WORK INSTRUCTIONS
Return the listing below unchanged, minus its pictures.

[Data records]

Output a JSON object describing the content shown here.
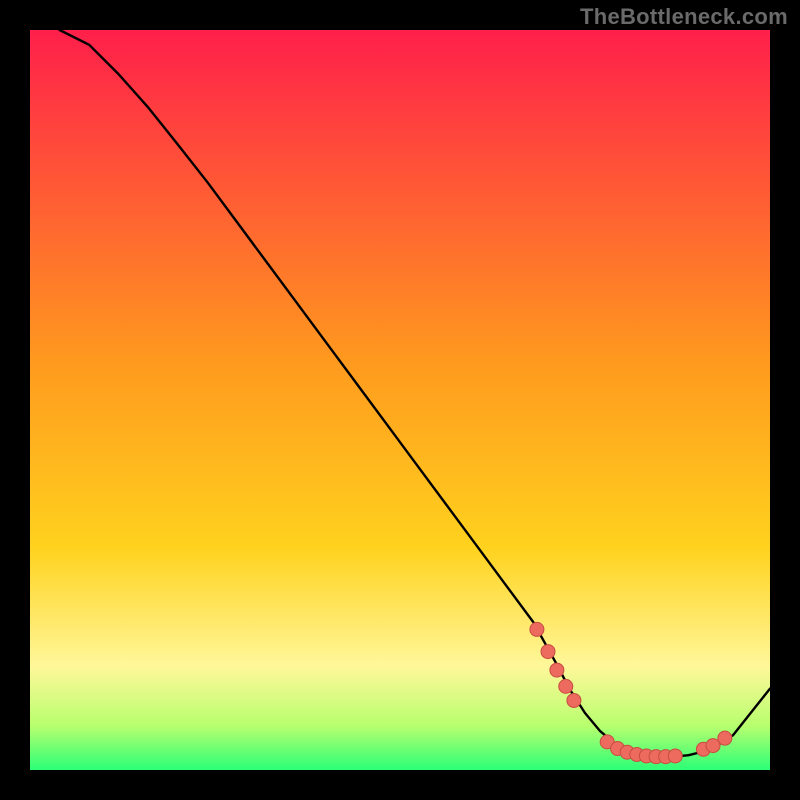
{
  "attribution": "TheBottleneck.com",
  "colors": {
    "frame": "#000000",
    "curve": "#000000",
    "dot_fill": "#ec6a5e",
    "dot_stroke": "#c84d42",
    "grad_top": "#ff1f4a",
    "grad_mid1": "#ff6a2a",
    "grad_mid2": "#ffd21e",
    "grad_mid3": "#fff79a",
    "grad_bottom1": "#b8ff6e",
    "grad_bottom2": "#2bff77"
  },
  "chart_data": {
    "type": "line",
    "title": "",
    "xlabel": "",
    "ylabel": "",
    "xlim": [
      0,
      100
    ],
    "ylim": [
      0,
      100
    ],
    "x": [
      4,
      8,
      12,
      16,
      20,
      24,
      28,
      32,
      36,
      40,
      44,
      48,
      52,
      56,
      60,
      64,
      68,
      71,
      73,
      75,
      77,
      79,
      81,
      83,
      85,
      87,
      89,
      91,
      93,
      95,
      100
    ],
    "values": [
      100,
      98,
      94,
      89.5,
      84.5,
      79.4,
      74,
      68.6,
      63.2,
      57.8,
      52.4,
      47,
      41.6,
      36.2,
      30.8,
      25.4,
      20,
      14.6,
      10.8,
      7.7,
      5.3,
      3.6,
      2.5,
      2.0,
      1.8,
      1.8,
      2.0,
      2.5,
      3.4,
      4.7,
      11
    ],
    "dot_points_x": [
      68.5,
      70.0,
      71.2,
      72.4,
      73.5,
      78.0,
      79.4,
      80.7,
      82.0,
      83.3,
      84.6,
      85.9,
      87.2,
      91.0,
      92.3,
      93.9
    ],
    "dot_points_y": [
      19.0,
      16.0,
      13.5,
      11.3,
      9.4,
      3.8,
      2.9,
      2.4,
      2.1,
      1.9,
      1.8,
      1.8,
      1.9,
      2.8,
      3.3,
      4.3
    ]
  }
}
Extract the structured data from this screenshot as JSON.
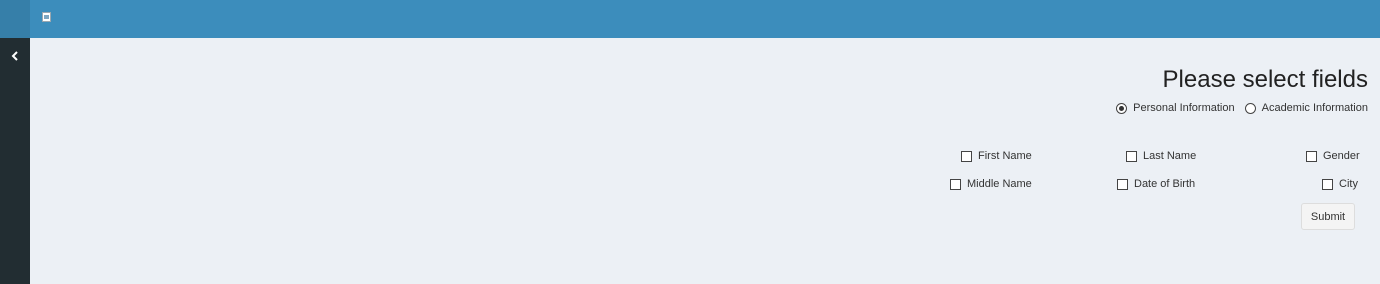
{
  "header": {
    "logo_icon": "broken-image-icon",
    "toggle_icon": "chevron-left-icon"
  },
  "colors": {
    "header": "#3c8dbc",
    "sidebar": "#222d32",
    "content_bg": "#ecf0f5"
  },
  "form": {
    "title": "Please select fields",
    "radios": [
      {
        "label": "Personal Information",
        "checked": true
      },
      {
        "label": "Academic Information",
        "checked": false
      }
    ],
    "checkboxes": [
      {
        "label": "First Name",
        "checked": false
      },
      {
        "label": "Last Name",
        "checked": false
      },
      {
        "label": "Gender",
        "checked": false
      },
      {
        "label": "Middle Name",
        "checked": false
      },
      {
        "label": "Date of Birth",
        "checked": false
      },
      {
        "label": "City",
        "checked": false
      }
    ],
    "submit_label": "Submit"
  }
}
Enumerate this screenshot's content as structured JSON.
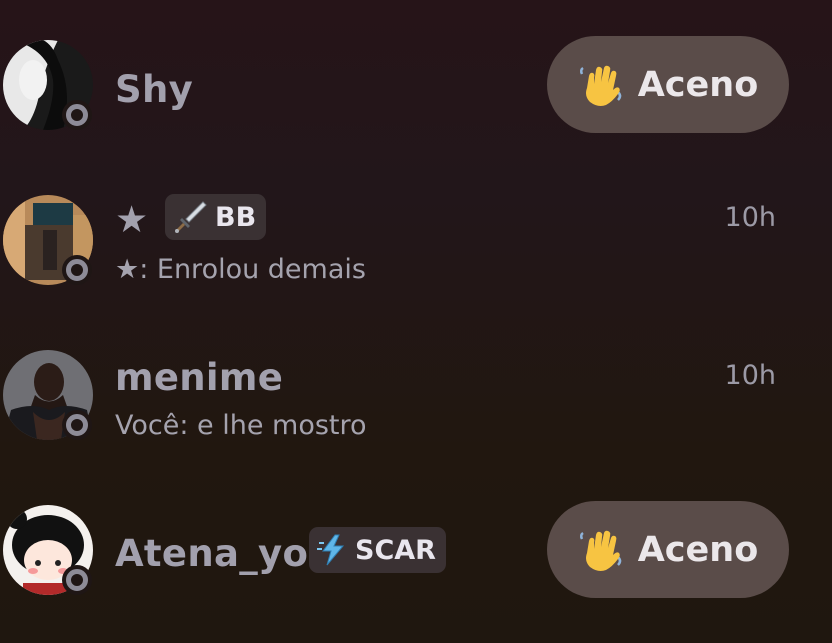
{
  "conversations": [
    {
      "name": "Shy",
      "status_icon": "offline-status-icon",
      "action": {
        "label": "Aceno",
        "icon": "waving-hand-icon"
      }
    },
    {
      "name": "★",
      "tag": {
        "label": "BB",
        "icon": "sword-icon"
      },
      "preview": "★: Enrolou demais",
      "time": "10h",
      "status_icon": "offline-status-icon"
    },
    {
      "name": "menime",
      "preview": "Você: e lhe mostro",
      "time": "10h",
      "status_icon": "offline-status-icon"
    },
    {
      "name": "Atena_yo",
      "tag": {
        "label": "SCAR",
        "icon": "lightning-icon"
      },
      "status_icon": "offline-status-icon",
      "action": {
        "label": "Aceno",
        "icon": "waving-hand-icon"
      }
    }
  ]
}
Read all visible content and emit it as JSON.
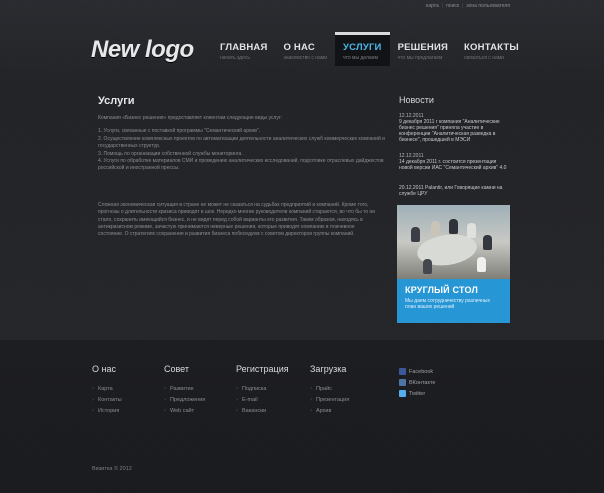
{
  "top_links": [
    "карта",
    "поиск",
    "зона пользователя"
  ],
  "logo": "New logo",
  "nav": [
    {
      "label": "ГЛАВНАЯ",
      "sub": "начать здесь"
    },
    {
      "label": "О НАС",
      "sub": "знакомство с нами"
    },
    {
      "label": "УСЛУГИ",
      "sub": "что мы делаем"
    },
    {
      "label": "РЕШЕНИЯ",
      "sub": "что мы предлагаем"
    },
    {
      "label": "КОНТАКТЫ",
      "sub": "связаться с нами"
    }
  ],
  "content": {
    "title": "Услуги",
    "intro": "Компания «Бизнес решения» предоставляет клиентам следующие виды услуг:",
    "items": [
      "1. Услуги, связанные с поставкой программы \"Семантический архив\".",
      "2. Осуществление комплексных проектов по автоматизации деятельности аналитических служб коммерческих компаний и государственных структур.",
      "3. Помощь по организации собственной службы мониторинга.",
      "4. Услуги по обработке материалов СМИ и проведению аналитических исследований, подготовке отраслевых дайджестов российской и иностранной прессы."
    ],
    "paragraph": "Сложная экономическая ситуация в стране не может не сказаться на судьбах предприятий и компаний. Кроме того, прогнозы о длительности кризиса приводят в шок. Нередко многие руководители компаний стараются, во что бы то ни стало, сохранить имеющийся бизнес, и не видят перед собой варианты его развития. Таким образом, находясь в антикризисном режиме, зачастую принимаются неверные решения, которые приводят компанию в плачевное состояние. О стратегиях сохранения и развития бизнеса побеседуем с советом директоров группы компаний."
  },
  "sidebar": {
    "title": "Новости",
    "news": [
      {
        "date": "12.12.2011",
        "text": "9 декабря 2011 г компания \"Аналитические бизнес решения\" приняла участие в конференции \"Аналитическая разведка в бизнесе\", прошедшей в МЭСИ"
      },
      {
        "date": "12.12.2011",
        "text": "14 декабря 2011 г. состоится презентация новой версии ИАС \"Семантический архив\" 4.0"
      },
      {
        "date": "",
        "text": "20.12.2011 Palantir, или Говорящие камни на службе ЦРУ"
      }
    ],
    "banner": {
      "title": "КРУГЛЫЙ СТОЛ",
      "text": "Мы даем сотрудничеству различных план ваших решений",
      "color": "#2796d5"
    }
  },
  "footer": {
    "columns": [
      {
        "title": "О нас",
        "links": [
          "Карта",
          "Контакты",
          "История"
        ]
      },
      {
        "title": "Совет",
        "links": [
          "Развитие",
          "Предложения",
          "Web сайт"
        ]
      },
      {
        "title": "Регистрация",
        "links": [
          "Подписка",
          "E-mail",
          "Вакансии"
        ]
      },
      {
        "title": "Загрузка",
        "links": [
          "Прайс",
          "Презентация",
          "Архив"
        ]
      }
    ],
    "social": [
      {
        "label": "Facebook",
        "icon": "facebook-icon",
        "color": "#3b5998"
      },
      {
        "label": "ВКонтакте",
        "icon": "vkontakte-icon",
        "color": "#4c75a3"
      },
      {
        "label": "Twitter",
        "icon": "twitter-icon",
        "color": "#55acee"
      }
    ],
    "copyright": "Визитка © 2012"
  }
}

SOLUTION FOR THIS PROBLEM
Output a JSON object describing the content shown here.
{
  "attribution": "TheBottleneck.com",
  "colors": {
    "frame": "#000000",
    "curve": "#000000",
    "dot_fill": "#ec6a5e",
    "dot_stroke": "#c84d42",
    "grad_top": "#ff1f4a",
    "grad_mid1": "#ff6a2a",
    "grad_mid2": "#ffd21e",
    "grad_mid3": "#fff79a",
    "grad_bottom1": "#b8ff6e",
    "grad_bottom2": "#2bff77"
  },
  "chart_data": {
    "type": "line",
    "title": "",
    "xlabel": "",
    "ylabel": "",
    "xlim": [
      0,
      100
    ],
    "ylim": [
      0,
      100
    ],
    "x": [
      4,
      8,
      12,
      16,
      20,
      24,
      28,
      32,
      36,
      40,
      44,
      48,
      52,
      56,
      60,
      64,
      68,
      71,
      73,
      75,
      77,
      79,
      81,
      83,
      85,
      87,
      89,
      91,
      93,
      95,
      100
    ],
    "values": [
      100,
      98,
      94,
      89.5,
      84.5,
      79.4,
      74,
      68.6,
      63.2,
      57.8,
      52.4,
      47,
      41.6,
      36.2,
      30.8,
      25.4,
      20,
      14.6,
      10.8,
      7.7,
      5.3,
      3.6,
      2.5,
      2.0,
      1.8,
      1.8,
      2.0,
      2.5,
      3.4,
      4.7,
      11
    ],
    "dot_points_x": [
      68.5,
      70.0,
      71.2,
      72.4,
      73.5,
      78.0,
      79.4,
      80.7,
      82.0,
      83.3,
      84.6,
      85.9,
      87.2,
      91.0,
      92.3,
      93.9
    ],
    "dot_points_y": [
      19.0,
      16.0,
      13.5,
      11.3,
      9.4,
      3.8,
      2.9,
      2.4,
      2.1,
      1.9,
      1.8,
      1.8,
      1.9,
      2.8,
      3.3,
      4.3
    ]
  }
}
Extract the structured data from this screenshot as JSON.
{
  "header": {
    "logo_icon": "broken-image-icon",
    "toggle_icon": "chevron-left-icon"
  },
  "colors": {
    "header": "#3c8dbc",
    "sidebar": "#222d32",
    "content_bg": "#ecf0f5"
  },
  "form": {
    "title": "Please select fields",
    "radios": [
      {
        "label": "Personal Information",
        "checked": true
      },
      {
        "label": "Academic Information",
        "checked": false
      }
    ],
    "checkboxes": [
      {
        "label": "First Name",
        "checked": false
      },
      {
        "label": "Last Name",
        "checked": false
      },
      {
        "label": "Gender",
        "checked": false
      },
      {
        "label": "Middle Name",
        "checked": false
      },
      {
        "label": "Date of Birth",
        "checked": false
      },
      {
        "label": "City",
        "checked": false
      }
    ],
    "submit_label": "Submit"
  }
}
Enumerate this screenshot's content as structured JSON.
{
  "conversations": [
    {
      "name": "Shy",
      "status_icon": "offline-status-icon",
      "action": {
        "label": "Aceno",
        "icon": "waving-hand-icon"
      }
    },
    {
      "name": "★",
      "tag": {
        "label": "BB",
        "icon": "sword-icon"
      },
      "preview": "★: Enrolou demais",
      "time": "10h",
      "status_icon": "offline-status-icon"
    },
    {
      "name": "menime",
      "preview": "Você: e lhe mostro",
      "time": "10h",
      "status_icon": "offline-status-icon"
    },
    {
      "name": "Atena_yo",
      "tag": {
        "label": "SCAR",
        "icon": "lightning-icon"
      },
      "status_icon": "offline-status-icon",
      "action": {
        "label": "Aceno",
        "icon": "waving-hand-icon"
      }
    }
  ]
}
Read all visible content and emit it as JSON.
{
  "top_links": [
    "карта",
    "поиск",
    "зона пользователя"
  ],
  "logo": "New logo",
  "nav": [
    {
      "label": "ГЛАВНАЯ",
      "sub": "начать здесь"
    },
    {
      "label": "О НАС",
      "sub": "знакомство с нами"
    },
    {
      "label": "УСЛУГИ",
      "sub": "что мы делаем"
    },
    {
      "label": "РЕШЕНИЯ",
      "sub": "что мы предлагаем"
    },
    {
      "label": "КОНТАКТЫ",
      "sub": "связаться с нами"
    }
  ],
  "content": {
    "title": "Услуги",
    "intro": "Компания «Бизнес решения» предоставляет клиентам следующие виды услуг:",
    "items": [
      "1. Услуги, связанные с поставкой программы \"Семантический архив\".",
      "2. Осуществление комплексных проектов по автоматизации деятельности аналитических служб коммерческих компаний и государственных структур.",
      "3. Помощь по организации собственной службы мониторинга.",
      "4. Услуги по обработке материалов СМИ и проведению аналитических исследований, подготовке отраслевых дайджестов российской и иностранной прессы."
    ],
    "paragraph": "Сложная экономическая ситуация в стране не может не сказаться на судьбах предприятий и компаний. Кроме того, прогнозы о длительности кризиса приводят в шок. Нередко многие руководители компаний стараются, во что бы то ни стало, сохранить имеющийся бизнес, и не видят перед собой варианты его развития. Таким образом, находясь в антикризисном режиме, зачастую принимаются неверные решения, которые приводят компанию в плачевное состояние. О стратегиях сохранения и развития бизнеса побеседуем с советом директоров группы компаний."
  },
  "sidebar": {
    "title": "Новости",
    "news": [
      {
        "date": "12.12.2011",
        "text": "9 декабря 2011 г компания \"Аналитические бизнес решения\" приняла участие в конференции \"Аналитическая разведка в бизнесе\", прошедшей в МЭСИ"
      },
      {
        "date": "12.12.2011",
        "text": "14 декабря 2011 г. состоится презентация новой версии ИАС \"Семантический архив\" 4.0"
      },
      {
        "date": "",
        "text": "20.12.2011 Palantir, или Говорящие камни на службе ЦРУ"
      }
    ],
    "banner": {
      "title": "КРУГЛЫЙ СТОЛ",
      "text": "Мы даем сотрудничеству различных план ваших решений",
      "color": "#2796d5"
    }
  },
  "footer": {
    "columns": [
      {
        "title": "О нас",
        "links": [
          "Карта",
          "Контакты",
          "История"
        ]
      },
      {
        "title": "Совет",
        "links": [
          "Развитие",
          "Предложения",
          "Web сайт"
        ]
      },
      {
        "title": "Регистрация",
        "links": [
          "Подписка",
          "E-mail",
          "Вакансии"
        ]
      },
      {
        "title": "Загрузка",
        "links": [
          "Прайс",
          "Презентация",
          "Архив"
        ]
      }
    ],
    "social": [
      {
        "label": "Facebook",
        "icon": "facebook-icon",
        "color": "#3b5998"
      },
      {
        "label": "ВКонтакте",
        "icon": "vkontakte-icon",
        "color": "#4c75a3"
      },
      {
        "label": "Twitter",
        "icon": "twitter-icon",
        "color": "#55acee"
      }
    ],
    "copyright": "Визитка © 2012"
  }
}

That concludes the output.